Each line containing the word "meine" needs to be copied.

Material
+ + +

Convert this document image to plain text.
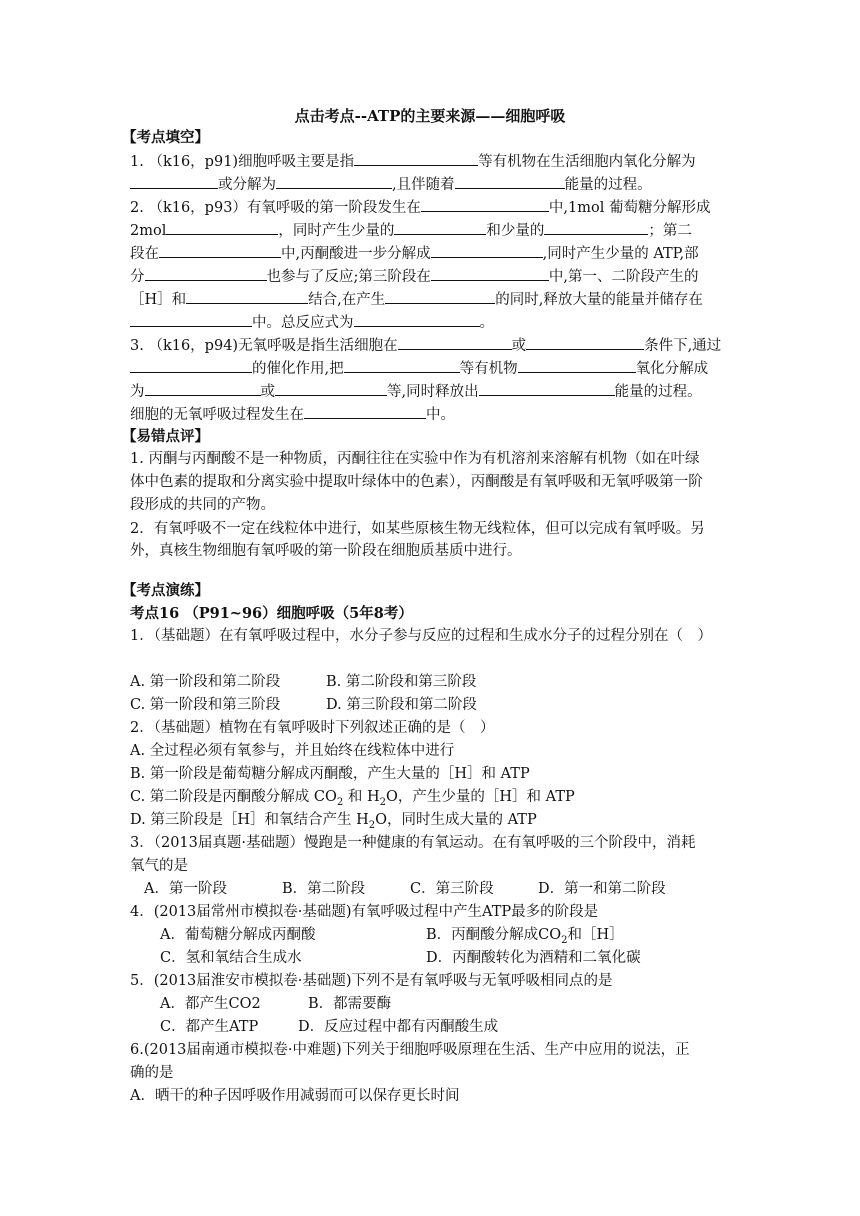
点击考点--ATP的主要来源——细胞呼吸
【考点填空】
1. （k16，p91)细胞呼吸主要是指	等有机物在生活细胞内氧化分解为
或分解为	,且伴随着	能量的过程。
2. （k16，p93）有氧呼吸的第一阶段发生在	中,1mol 葡萄糖分解形成
2mol	，同时产生少量的	和少量的	；第二
段在	中,丙酮酸进一步分解成	,同时产生少量的 ATP,部
分	也参与了反应;第三阶段在	中,第一、二阶段产生的
［H］和	结合,在产生	的同时,释放大量的能量并储存在
中。总反应式为	。
3. （k16，p94)无氧呼吸是指生活细胞在	或	条件下,通过
的催化作用,把	等有机物	氧化分解成
为	或	等,同时释放出	能量的过程。
细胞的无氧呼吸过程发生在	中。
【易错点评】
1. 丙酮与丙酮酸不是一种物质，丙酮往往在实验中作为有机溶剂来溶解有机物（如在叶绿
体中色素的提取和分离实验中提取叶绿体中的色素），丙酮酸是有氧呼吸和无氧呼吸第一阶
段形成的共同的产物。
2．有氧呼吸不一定在线粒体中进行，如某些原核生物无线粒体，但可以完成有氧呼吸。另
外，真核生物细胞有氧呼吸的第一阶段在细胞质基质中进行。
【考点演练】
考点16 （P91~96）细胞呼吸（5年8考）
1．（基础题）在有氧呼吸过程中，水分子参与反应的过程和生成水分子的过程分别在（　）
A. 第一阶段和第二阶段	B. 第二阶段和第三阶段
C. 第一阶段和第三阶段	D. 第三阶段和第二阶段
2．（基础题）植物在有氧呼吸时下列叙述正确的是（　）
A. 全过程必须有氧参与，并且始终在线粒体中进行
B. 第一阶段是葡萄糖分解成丙酮酸，产生大量的［H］和 ATP
C. 第二阶段是丙酮酸分解成 $CO_2$ 和 $H_2O$，产生少量的［H］和 ATP
D. 第三阶段是［H］和氧结合产生 $H_2O$，同时生成大量的 ATP
3．（2013届真题·基础题）慢跑是一种健康的有氧运动。在有氧呼吸的三个阶段中，消耗
氧气的是
A．第一阶段	B．第二阶段	C．第三阶段	D．第一和第二阶段
4．(2013届常州市模拟卷·基础题)有氧呼吸过程中产生ATP最多的阶段是
A．葡萄糖分解成丙酮酸	B．丙酮酸分解成$CO_2$和［H］
C．氢和氧结合生成水	D．丙酮酸转化为酒精和二氧化碳
5．(2013届淮安市模拟卷·基础题)下列不是有氧呼吸与无氧呼吸相同点的是
A．都产生CO2	B．都需要酶
C．都产生ATP	D．反应过程中都有丙酮酸生成
6.(2013届南通市模拟卷·中难题)下列关于细胞呼吸原理在生活、生产中应用的说法，正
确的是
A．晒干的种子因呼吸作用减弱而可以保存更长时间
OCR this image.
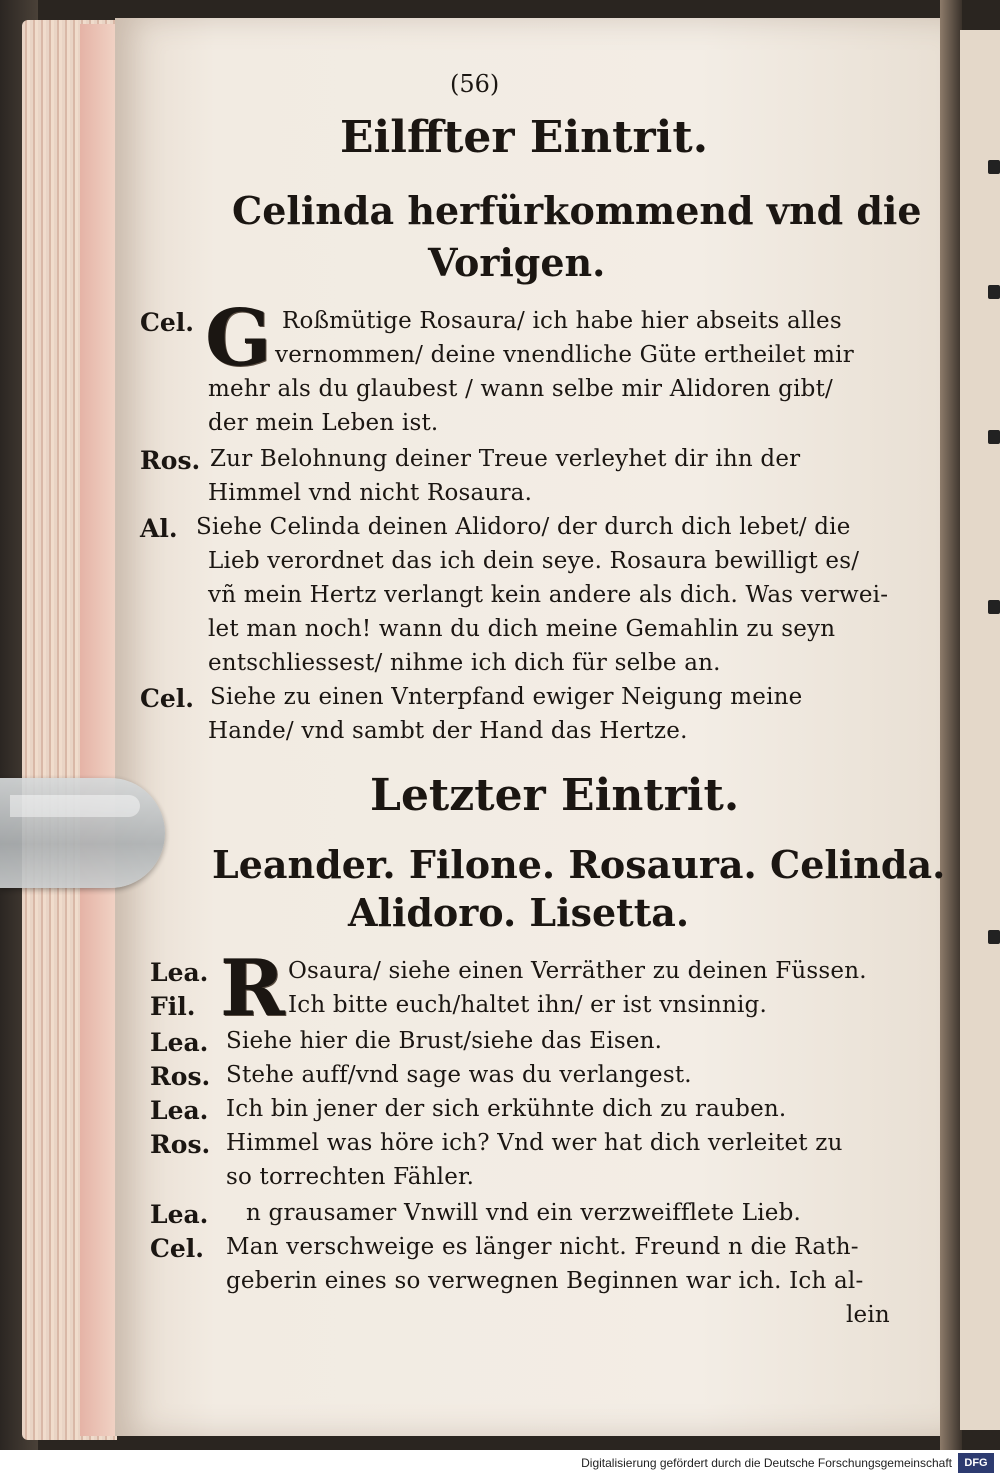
(56)
Eilffter Eintrit.
Celinda herfürkommend vnd die
Vorigen.
Cel. G Roßmütige Rosaura/ ich habe hier abseits alles
vernommen/ deine vnendliche Güte ertheilet mir
mehr als du glaubest / wann selbe mir Alidoren gibt/
der mein Leben ist.
Ros. Zur Belohnung deiner Treue verleyhet dir ihn der
Himmel vnd nicht Rosaura.
Al. Siehe Celinda deinen Alidoro/ der durch dich lebet/ die
Lieb verordnet das ich dein seye. Rosaura bewilligt es/
vñ mein Hertz verlangt kein andere als dich. Was verwei-
let man noch! wann du dich meine Gemahlin zu seyn
entschliessest/ nihme ich dich für selbe an.
Cel. Siehe zu einen Vnterpfand ewiger Neigung meine
Hande/ vnd sambt der Hand das Hertze.
Letzter Eintrit.
Leander. Filone. Rosaura. Celinda.
Alidoro. Lisetta.
Lea. R Osaura/ siehe einen Verräther zu deinen Füssen.
Fil.	Ich bitte euch/haltet ihn/ er ist vnsinnig.
Lea. Siehe hier die Brust/siehe das Eisen.
Ros. Stehe auff/vnd sage was du verlangest.
Lea. Ich bin jener der sich erkühnte dich zu rauben.
Ros. Himmel was höre ich? Vnd wer hat dich verleitet zu
so torrechten Fähler.
Lea. n grausamer Vnwill vnd ein verzweifflete Lieb.
Cel. Man verschweige es länger nicht. Freund n die Rath-
geberin eines so verwegnen Beginnen war ich. Ich al-
lein
Digitalisierung gefördert durch die Deutsche Forschungsgemeinschaft	DFG
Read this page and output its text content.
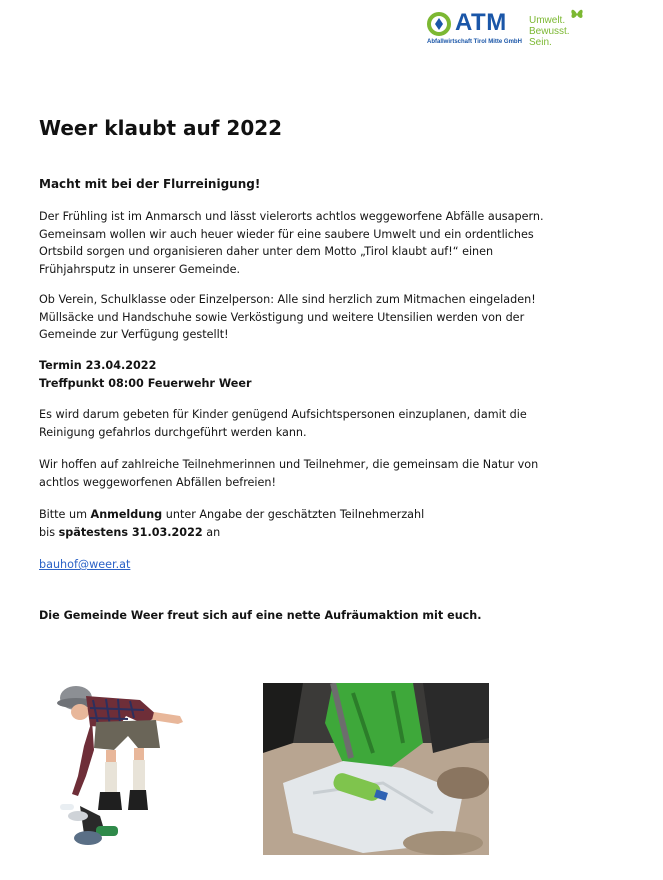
ATM
Abfallwirtschaft Tirol Mitte GmbH
Umwelt.
Bewusst.
Sein.
Weer klaubt auf 2022
Macht mit bei der Flurreinigung!
Der Frühling ist im Anmarsch und lässt vielerorts achtlos weggeworfene Abfälle ausapern.
Gemeinsam wollen wir auch heuer wieder für eine saubere Umwelt und ein ordentliches
Ortsbild sorgen und organisieren daher unter dem Motto „Tirol klaubt auf!“ einen
Frühjahrsputz in unserer Gemeinde.
Ob Verein, Schulklasse oder Einzelperson: Alle sind herzlich zum Mitmachen eingeladen!
Müllsäcke und Handschuhe sowie Verköstigung und weitere Utensilien werden von der
Gemeinde zur Verfügung gestellt!
Termin 23.04.2022
Treffpunkt 08:00 Feuerwehr Weer
Es wird darum gebeten für Kinder genügend Aufsichtspersonen einzuplanen, damit die
Reinigung gefahrlos durchgeführt werden kann.
Wir hoffen auf zahlreiche Teilnehmerinnen und Teilnehmer, die gemeinsam die Natur von
achtlos weggeworfenen Abfällen befreien!
Bitte um Anmeldung unter Angabe der geschätzten Teilnehmerzahl
bis spätestens 31.03.2022 an
bauhof@weer.at
Die Gemeinde Weer freut sich auf eine nette Aufräumaktion mit euch.
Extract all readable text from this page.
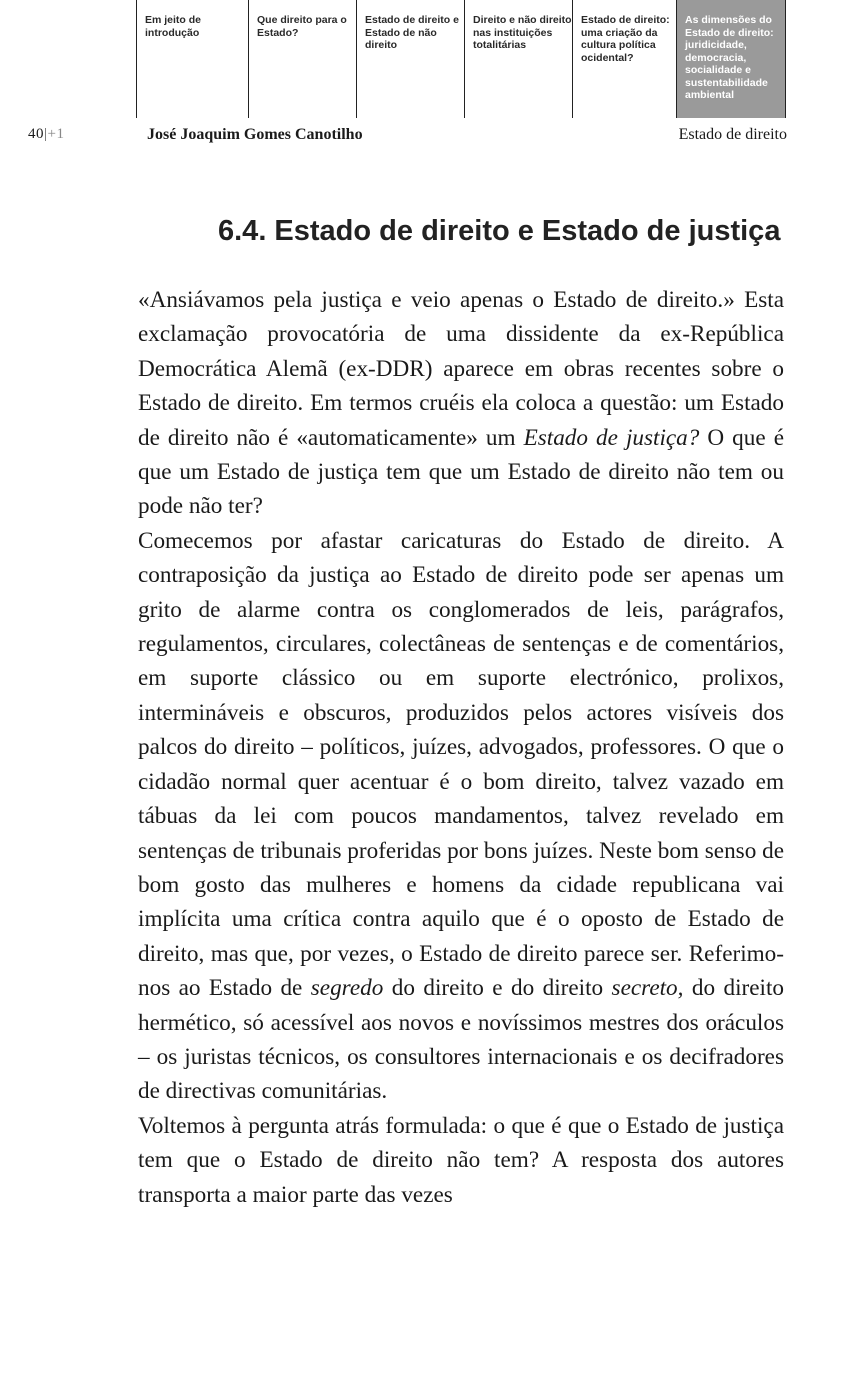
Em jeito de introdução
Que direito para o Estado?
Estado de direito e Estado de não direito
Direito e não direito nas instituições totalitárias
Estado de direito: uma criação da cultura política ocidental?
As dimensões do Estado de direito: juridicidade, democracia, socialidade e sustentabilidade ambiental
40|+1	José Joaquim Gomes Canotilho	Estado de direito
6.4. Estado de direito e Estado de justiça

«Ansiávamos pela justiça e veio apenas o Estado de direito.» Esta exclamação provocatória de uma dissidente da ex-República Democrática Alemã (ex-DDR) aparece em obras recentes sobre o Estado de direito. Em termos cruéis ela coloca a questão: um Estado de direito não é «automaticamente» um Estado de justiça? O que é que um Estado de justiça tem que um Estado de direito não tem ou pode não ter?

Comecemos por afastar caricaturas do Estado de direito. A contraposição da justiça ao Estado de direito pode ser apenas um grito de alarme contra os conglomerados de leis, parágrafos, regulamentos, circulares, colectâneas de sentenças e de comentários, em suporte clássico ou em suporte electrónico, prolixos, intermináveis e obscuros, produzidos pelos actores visíveis dos palcos do direito – políticos, juízes, advogados, professores. O que o cidadão normal quer acentuar é o bom direito, talvez vazado em tábuas da lei com poucos mandamentos, talvez revelado em sentenças de tribunais proferidas por bons juízes. Neste bom senso de bom gosto das mulheres e homens da cidade republicana vai implícita uma crítica contra aquilo que é o oposto de Estado de direito, mas que, por vezes, o Estado de direito parece ser. Referimo-nos ao Estado de segredo do direito e do direito secreto, do direito hermético, só acessível aos novos e novíssimos mestres dos oráculos – os juristas técnicos, os consultores internacionais e os decifradores de directivas comunitárias.

Voltemos à pergunta atrás formulada: o que é que o Estado de justiça tem que o Estado de direito não tem? A resposta dos autores transporta a maior parte das vezes
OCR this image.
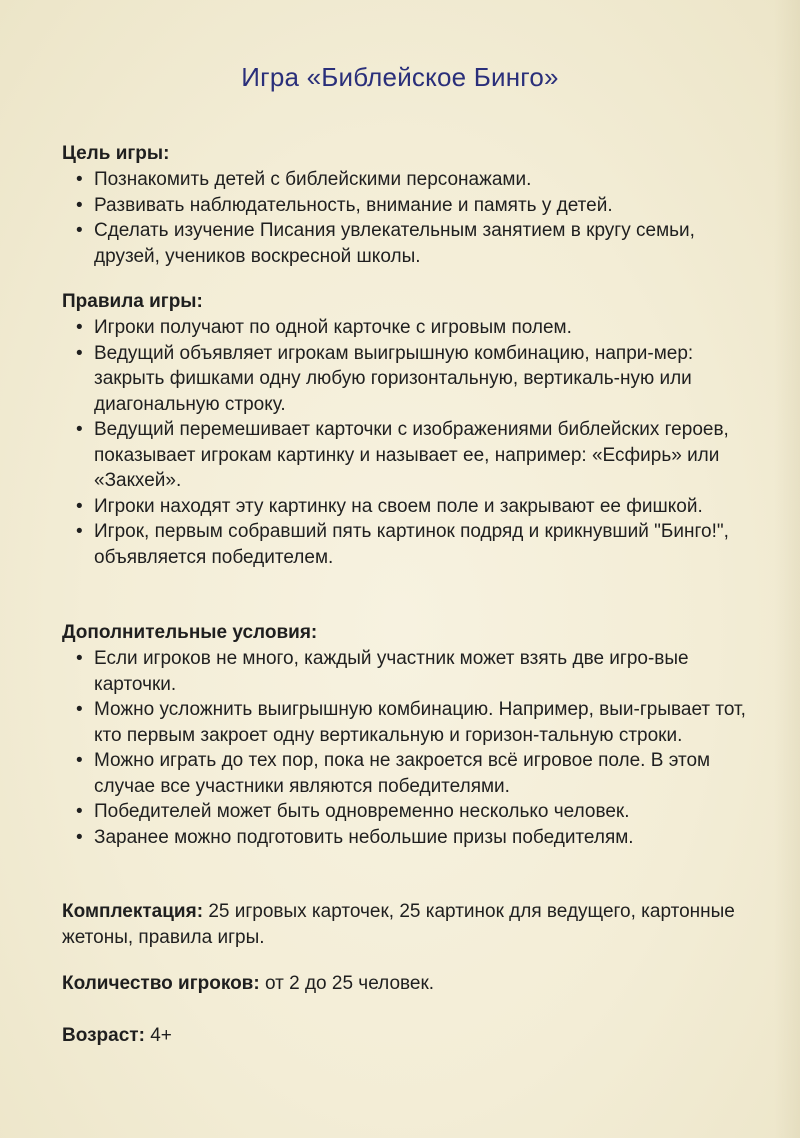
Игра «Библейское Бинго»
Цель игры:
• Познакомить детей с библейскими персонажами.
• Развивать наблюдательность, внимание и память у детей.
• Сделать изучение Писания увлекательным занятием в кругу семьи, друзей, учеников воскресной школы.
Правила игры:
• Игроки получают по одной карточке с игровым полем.
• Ведущий объявляет игрокам выигрышную комбинацию, напри-мер: закрыть фишками одну любую горизонтальную, вертикаль-ную или диагональную строку.
• Ведущий перемешивает карточки с изображениями библейских героев, показывает игрокам картинку и называет ее, например: «Есфирь» или «Закхей».
• Игроки находят эту картинку на своем поле и закрывают ее фишкой.
• Игрок, первым собравший пять картинок подряд и крикнувший "Бинго!", объявляется победителем.
Дополнительные условия:
• Если игроков не много, каждый участник может взять две игро-вые карточки.
• Можно усложнить выигрышную комбинацию. Например, выи-грывает тот, кто первым закроет одну вертикальную и горизон-тальную строки.
• Можно играть до тех пор, пока не закроется всё игровое поле. В этом случае все участники являются победителями.
• Победителей может быть одновременно несколько человек.
• Заранее можно подготовить небольшие призы победителям.
Комплектация: 25 игровых карточек, 25 картинок для ведущего, картонные жетоны, правила игры.
Количество игроков: от 2 до 25 человек.
Возраст: 4+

+ + +

Full response
let man noch! wann du dich meine Gemahlin zu seyn
Cel. Siehe zu einen Vnterpfand ewiger Neigung meine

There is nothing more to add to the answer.